Data entries:
>>

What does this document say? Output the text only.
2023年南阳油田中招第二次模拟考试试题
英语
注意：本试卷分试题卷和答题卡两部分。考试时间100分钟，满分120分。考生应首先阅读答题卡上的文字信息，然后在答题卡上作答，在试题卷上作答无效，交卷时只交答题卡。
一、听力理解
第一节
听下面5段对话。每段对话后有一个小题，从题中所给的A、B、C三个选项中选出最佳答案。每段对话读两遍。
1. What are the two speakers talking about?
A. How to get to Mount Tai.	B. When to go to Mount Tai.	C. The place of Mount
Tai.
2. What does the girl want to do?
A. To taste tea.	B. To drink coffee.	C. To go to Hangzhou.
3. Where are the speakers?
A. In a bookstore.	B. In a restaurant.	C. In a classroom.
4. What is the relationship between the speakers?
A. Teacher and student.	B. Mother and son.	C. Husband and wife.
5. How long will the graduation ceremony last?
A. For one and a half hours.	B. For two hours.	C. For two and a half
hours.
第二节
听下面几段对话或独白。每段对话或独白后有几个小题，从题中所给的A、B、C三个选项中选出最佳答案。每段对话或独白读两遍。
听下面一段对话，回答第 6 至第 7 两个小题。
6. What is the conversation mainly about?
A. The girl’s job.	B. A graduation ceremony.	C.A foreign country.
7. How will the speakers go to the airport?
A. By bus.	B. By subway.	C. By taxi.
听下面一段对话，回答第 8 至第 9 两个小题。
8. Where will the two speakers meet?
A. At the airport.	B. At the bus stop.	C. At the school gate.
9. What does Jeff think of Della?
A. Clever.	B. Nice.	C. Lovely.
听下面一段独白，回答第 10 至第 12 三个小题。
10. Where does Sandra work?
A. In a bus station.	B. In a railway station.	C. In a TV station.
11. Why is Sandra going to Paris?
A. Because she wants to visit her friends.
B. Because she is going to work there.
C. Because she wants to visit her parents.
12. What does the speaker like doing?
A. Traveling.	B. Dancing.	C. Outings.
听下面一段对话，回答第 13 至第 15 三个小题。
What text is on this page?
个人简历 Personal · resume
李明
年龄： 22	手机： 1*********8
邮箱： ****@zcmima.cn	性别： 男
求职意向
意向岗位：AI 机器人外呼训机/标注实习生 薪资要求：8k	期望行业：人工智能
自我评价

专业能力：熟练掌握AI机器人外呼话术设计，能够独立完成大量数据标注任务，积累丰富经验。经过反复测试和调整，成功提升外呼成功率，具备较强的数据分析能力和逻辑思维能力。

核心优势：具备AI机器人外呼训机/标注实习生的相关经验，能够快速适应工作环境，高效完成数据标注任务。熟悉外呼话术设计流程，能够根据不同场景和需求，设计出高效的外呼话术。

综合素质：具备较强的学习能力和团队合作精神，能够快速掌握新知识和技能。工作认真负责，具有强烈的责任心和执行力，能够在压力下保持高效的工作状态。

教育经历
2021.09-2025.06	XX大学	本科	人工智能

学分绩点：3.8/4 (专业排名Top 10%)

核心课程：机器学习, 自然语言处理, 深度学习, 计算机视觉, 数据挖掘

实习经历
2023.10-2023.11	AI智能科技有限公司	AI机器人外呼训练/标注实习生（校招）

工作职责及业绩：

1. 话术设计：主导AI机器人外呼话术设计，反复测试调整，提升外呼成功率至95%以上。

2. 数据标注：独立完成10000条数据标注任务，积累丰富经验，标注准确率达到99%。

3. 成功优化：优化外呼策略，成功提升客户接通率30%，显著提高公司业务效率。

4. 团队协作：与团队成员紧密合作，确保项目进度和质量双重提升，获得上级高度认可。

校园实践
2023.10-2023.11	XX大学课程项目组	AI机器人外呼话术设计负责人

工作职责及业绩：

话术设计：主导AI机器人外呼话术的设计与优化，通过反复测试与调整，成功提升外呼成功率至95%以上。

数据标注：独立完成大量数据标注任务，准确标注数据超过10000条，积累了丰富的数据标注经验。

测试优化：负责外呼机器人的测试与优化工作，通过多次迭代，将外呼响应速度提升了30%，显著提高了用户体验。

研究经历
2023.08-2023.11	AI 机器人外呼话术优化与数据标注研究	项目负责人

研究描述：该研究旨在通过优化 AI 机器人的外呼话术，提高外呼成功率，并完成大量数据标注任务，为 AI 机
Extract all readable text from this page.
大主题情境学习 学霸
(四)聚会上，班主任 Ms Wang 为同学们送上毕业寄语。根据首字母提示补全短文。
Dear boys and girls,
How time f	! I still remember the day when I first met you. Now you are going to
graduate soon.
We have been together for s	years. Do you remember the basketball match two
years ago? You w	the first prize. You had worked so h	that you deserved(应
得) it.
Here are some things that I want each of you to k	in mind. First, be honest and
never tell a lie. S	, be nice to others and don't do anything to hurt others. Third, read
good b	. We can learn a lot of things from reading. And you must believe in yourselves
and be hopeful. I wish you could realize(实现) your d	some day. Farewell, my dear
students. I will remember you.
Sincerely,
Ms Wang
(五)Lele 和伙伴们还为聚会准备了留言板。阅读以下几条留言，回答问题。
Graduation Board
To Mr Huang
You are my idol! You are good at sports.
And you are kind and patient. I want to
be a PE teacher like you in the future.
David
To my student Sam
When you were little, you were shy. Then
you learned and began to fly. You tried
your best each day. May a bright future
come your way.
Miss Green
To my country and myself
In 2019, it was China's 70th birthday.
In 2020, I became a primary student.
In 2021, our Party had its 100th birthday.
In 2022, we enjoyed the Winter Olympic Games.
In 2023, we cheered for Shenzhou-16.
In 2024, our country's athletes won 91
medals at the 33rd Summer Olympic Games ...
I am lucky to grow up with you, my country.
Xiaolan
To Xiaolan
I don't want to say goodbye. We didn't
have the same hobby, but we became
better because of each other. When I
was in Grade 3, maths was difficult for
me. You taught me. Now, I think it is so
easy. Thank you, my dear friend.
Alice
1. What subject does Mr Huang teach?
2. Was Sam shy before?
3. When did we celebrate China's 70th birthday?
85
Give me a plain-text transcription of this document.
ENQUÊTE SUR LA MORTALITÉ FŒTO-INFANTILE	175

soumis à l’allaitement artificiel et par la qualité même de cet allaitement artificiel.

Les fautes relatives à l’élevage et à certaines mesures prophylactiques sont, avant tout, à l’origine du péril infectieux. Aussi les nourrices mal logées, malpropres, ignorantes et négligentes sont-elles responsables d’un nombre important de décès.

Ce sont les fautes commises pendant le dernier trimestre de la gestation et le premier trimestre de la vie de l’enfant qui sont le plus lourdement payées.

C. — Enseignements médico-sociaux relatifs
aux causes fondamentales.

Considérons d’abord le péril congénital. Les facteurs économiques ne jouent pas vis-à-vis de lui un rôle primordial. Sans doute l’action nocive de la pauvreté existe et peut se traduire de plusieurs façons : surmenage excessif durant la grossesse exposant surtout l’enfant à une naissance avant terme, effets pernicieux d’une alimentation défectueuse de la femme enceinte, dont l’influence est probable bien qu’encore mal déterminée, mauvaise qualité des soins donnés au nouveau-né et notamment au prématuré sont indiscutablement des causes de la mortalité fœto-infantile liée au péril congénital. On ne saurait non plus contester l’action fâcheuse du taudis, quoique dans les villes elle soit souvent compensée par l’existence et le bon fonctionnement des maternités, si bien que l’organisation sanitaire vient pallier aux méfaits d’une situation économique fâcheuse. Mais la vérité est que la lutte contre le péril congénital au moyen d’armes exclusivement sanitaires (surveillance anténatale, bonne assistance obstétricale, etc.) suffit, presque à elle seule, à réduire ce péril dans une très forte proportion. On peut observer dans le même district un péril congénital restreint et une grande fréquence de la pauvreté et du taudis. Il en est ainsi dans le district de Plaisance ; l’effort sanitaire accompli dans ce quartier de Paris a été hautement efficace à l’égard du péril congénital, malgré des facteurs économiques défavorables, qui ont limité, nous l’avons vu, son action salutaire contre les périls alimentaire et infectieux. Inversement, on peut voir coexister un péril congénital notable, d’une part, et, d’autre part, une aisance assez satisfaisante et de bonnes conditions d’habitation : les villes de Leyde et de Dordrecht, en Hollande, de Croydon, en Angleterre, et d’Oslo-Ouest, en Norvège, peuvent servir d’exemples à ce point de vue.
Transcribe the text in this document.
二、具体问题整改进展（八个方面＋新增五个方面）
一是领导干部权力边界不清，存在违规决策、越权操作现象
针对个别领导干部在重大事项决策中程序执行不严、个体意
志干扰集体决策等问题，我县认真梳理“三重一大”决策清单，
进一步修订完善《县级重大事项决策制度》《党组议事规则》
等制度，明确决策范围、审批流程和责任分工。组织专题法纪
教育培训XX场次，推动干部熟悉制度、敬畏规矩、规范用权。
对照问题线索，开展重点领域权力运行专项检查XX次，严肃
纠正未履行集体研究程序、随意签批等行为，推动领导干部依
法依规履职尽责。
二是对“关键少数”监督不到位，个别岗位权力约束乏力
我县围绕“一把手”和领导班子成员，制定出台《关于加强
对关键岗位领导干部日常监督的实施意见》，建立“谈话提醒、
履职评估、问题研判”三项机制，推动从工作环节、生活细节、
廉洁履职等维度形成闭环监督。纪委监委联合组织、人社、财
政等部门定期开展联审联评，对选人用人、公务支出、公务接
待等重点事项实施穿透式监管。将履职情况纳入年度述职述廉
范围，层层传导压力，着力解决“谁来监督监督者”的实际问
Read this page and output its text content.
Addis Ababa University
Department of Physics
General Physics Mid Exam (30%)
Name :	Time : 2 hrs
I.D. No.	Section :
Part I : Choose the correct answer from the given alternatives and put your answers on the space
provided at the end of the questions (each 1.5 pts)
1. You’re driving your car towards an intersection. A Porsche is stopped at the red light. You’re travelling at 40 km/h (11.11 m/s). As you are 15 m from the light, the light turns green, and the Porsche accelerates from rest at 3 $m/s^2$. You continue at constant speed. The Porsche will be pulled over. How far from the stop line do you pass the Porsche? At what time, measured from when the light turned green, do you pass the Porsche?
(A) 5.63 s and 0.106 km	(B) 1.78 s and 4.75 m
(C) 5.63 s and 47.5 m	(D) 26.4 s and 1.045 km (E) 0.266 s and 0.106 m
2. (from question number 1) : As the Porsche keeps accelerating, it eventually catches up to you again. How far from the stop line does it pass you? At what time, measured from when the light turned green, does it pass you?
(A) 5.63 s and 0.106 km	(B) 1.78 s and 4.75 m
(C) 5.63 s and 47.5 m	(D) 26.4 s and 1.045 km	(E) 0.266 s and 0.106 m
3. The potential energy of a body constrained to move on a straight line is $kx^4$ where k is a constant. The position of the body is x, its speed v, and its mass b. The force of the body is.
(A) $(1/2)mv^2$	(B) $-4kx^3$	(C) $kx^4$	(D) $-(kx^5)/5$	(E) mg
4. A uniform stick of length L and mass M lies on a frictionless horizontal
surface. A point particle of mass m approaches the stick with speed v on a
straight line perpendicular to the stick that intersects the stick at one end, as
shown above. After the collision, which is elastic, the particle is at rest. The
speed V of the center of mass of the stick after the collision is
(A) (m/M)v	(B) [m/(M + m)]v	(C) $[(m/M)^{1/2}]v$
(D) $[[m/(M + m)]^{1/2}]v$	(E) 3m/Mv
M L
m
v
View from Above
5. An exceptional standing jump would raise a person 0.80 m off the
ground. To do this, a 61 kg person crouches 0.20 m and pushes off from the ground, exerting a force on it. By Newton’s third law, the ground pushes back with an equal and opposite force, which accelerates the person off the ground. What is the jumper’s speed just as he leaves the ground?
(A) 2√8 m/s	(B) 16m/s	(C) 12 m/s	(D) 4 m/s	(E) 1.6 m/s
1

<<

The task: Write out every line of the preceding listing that contains "document".

Correct result:
What does this document say? Output the text only.
Give me a plain-text transcription of this document.
Transcribe the text in this document.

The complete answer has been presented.